# Page text
Workers are being more productive, a good sign for low-inflation growth
Workers are being more productive, a good sign for low-inflation growth
Turns out we were a little more productive in the second quarter of the year than we were in the first. Worker productivity grew at a 3.7% annual rate, the Labor Department reported Thursday.
That number is really a reflection of a couple of key components: how much stuff we’re making and how long it’s taking us to do it. Both factors are moving in the right direction.
The Labor Department says worker output rose in the second quarter in large part because economic growth has been picking up.
“Not only were consumers spending, businesses were investing, but you also saw a rebound in inventories,” said Sarah House, senior economist at Wells Fargo. All of those factors are signs that workers are producing more products, she said.
For instance, consumers spending more. “Consumers had to spend on something that was produced,” House said. “So even if that was a meal at a restaurant, the airline flight — that was a product being offered to consumers.”
Meanwhile, the report said it’s taking workers less time to make all those products. Average weekly hours worked fell.
“We’re getting to the point where those average weekly hours are basically back towards where they were pre-COVID,” House said. “That’s great for these employees who’ve been so overworked the past few years.”

# Entries shown
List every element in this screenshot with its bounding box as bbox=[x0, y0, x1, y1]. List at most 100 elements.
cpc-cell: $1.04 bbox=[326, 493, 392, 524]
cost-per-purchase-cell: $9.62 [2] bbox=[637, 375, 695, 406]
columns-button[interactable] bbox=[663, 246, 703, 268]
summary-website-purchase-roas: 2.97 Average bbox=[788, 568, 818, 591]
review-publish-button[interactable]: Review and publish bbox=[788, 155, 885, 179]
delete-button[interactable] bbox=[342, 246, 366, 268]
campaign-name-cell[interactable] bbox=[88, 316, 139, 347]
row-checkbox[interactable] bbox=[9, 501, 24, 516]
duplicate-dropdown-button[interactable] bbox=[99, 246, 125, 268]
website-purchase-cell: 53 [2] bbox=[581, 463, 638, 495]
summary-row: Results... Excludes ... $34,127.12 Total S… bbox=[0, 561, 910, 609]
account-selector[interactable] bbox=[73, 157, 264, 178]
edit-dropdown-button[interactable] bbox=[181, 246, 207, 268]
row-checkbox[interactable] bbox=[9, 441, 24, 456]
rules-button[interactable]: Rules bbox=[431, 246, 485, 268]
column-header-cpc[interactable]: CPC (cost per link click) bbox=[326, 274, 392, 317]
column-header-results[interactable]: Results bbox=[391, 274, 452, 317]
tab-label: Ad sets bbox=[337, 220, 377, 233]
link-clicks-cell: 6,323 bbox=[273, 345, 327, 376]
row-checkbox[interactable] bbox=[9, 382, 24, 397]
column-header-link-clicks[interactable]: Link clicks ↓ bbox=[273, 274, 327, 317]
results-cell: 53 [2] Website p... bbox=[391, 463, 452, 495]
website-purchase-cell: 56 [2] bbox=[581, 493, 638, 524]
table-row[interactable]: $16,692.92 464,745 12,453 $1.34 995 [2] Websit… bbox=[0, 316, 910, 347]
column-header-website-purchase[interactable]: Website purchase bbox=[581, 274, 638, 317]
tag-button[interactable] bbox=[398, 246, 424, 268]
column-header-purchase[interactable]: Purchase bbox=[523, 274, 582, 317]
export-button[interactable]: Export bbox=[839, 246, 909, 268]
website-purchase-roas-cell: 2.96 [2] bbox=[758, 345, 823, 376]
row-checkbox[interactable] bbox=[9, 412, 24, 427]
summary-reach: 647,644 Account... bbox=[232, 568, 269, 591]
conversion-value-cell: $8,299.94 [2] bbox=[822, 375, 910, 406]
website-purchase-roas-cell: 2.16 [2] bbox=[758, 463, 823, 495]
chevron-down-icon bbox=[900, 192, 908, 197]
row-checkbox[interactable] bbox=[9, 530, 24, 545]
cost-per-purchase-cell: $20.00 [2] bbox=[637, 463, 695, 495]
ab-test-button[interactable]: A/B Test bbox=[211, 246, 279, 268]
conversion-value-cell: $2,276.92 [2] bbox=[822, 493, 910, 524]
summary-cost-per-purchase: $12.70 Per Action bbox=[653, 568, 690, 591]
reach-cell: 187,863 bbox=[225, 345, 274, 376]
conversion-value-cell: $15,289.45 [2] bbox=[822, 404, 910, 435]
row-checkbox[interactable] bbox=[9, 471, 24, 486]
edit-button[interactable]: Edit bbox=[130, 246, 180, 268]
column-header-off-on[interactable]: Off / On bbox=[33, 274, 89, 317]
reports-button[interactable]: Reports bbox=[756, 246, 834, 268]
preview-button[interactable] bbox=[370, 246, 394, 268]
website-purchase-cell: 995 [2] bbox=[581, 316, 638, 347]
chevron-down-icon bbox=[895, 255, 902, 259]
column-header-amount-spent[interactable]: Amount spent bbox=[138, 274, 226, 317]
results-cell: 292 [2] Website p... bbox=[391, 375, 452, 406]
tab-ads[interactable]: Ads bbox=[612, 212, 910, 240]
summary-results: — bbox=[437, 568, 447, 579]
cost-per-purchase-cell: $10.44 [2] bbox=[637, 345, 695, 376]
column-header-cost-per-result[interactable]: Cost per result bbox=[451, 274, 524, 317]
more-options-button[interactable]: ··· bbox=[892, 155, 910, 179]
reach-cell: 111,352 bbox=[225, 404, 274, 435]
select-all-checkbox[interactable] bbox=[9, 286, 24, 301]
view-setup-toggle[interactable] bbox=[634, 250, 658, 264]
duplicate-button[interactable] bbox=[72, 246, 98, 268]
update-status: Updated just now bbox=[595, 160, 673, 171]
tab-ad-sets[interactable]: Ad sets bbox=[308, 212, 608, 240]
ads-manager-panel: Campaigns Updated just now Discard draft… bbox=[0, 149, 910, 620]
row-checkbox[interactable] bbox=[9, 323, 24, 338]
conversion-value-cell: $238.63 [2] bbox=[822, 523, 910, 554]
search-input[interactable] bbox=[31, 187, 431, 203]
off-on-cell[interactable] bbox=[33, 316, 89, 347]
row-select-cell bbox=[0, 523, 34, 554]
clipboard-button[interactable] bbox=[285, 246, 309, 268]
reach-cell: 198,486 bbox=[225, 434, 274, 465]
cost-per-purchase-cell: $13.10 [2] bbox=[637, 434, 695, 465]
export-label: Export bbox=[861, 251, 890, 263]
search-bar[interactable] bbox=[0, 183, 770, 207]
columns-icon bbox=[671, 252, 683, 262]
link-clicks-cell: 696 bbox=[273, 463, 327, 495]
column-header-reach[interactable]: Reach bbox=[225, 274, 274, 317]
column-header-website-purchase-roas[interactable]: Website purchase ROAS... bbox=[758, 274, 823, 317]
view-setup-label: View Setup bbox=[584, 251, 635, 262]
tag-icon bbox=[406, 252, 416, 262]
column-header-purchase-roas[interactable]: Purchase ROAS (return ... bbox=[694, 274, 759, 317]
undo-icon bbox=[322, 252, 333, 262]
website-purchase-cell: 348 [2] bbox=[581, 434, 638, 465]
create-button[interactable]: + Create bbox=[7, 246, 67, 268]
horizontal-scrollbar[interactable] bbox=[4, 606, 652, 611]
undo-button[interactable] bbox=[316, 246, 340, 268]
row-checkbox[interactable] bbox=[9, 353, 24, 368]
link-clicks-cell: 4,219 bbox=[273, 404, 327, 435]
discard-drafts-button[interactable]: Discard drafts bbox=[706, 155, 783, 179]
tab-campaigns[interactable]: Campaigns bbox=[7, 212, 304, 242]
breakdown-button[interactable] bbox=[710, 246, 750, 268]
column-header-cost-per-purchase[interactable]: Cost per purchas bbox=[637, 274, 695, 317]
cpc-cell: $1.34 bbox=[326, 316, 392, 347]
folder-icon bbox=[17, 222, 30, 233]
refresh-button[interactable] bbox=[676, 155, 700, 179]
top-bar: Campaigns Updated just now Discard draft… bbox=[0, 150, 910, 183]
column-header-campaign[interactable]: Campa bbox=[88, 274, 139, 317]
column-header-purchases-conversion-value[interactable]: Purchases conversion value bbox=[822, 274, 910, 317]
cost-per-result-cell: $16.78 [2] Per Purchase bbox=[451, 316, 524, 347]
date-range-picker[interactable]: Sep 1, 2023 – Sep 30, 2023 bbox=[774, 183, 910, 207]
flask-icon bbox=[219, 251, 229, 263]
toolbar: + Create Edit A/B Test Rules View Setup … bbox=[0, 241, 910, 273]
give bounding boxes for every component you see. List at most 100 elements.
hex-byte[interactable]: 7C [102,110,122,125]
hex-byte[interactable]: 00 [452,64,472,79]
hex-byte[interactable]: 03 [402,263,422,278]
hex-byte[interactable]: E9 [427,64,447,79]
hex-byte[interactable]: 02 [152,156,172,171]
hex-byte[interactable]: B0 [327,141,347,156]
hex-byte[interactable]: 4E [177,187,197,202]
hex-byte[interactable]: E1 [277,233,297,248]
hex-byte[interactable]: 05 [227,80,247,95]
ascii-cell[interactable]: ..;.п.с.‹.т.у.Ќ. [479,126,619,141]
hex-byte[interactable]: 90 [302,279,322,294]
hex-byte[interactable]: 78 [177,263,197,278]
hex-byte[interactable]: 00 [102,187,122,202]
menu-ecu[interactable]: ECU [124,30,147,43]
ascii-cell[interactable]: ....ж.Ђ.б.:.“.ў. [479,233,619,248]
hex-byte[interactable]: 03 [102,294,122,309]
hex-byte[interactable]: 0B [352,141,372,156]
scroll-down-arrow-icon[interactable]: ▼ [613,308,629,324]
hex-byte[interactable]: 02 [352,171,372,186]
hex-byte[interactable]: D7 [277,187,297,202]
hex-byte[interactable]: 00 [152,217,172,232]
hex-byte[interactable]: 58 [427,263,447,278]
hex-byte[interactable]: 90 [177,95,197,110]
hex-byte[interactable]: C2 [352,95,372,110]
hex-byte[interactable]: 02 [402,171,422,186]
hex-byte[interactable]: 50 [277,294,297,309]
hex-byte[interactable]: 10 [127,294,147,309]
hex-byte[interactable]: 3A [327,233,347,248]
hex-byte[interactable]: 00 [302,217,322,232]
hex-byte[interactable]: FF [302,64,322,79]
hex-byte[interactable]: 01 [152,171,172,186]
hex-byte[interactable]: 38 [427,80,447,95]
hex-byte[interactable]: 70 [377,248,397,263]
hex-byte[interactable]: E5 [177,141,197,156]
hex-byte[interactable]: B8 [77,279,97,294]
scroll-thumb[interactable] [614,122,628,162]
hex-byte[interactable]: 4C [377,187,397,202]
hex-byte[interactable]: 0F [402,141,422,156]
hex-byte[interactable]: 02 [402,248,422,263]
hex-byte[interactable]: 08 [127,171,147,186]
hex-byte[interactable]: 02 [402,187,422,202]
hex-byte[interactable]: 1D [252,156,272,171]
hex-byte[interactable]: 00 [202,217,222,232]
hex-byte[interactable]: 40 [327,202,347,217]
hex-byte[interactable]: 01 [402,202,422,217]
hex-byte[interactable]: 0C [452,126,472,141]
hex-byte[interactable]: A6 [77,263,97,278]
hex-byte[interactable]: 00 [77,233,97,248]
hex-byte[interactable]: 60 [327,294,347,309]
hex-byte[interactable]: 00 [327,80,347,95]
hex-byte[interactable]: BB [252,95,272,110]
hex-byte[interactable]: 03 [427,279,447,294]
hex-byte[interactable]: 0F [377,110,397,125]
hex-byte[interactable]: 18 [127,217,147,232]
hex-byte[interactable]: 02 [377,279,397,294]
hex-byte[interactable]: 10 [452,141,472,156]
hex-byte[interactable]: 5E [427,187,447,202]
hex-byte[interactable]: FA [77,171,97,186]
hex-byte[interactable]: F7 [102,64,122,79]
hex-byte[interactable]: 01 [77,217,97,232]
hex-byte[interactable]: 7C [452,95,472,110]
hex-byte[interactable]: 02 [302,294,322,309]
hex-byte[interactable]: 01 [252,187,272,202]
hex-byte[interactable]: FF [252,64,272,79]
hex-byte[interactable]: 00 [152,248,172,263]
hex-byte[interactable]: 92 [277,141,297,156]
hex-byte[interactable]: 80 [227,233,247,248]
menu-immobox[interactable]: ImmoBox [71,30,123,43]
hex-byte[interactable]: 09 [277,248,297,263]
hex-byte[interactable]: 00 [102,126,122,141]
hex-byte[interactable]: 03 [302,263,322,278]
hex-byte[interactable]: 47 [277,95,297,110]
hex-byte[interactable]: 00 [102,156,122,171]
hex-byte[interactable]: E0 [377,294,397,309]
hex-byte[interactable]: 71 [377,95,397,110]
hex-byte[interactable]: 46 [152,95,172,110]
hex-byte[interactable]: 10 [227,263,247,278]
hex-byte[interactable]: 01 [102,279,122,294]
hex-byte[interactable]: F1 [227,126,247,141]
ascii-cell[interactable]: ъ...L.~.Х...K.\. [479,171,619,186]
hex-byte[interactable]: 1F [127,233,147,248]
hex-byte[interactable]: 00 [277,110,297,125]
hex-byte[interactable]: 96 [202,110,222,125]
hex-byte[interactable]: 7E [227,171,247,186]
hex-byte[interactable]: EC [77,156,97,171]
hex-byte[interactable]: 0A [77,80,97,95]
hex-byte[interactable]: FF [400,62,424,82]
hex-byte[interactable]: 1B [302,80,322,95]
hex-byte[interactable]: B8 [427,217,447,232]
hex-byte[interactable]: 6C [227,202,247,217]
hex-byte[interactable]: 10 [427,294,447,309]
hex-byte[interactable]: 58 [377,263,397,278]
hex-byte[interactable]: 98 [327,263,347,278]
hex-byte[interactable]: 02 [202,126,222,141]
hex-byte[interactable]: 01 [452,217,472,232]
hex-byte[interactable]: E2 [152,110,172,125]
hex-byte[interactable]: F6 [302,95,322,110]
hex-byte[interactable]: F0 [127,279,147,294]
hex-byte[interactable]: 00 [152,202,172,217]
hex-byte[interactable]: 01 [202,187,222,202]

# Exercise tasks
#1 In the article on worker productivity, at what annual rate did worker productivity grow in the second quarter?
#2 Continue the article on worker productivity from its last sentence.

# Exercise answers
#1 3.7%

#2
Productivity numbers are volatile, House acknowledged, and they’re often revised later.
The decline in hours worked could also reflect the fact that the workforce is getting older, per George Pearkes, global macro strategist at Bespoke Investment Group.
“That is going to shift towards more people with part-time work, fewer people with very high-hour jobs per week,” he said.
Rising productivity can be a good sign for inflation. The Labor Department also looked at how much the production of one product is costing employers in terms of hourly pay. That number has cooled down a lot.
“That looks to validate the story that high inflation from the post-pandemic period was not a structural thing, but was a very quick cyclical shock of inflation,” Pearkes said. “And we’re now reverting back towards the kind of 2% inflation environment that we were used to before COVID struck.”
And if productivity continues to rise, it’ll cost even less to make things.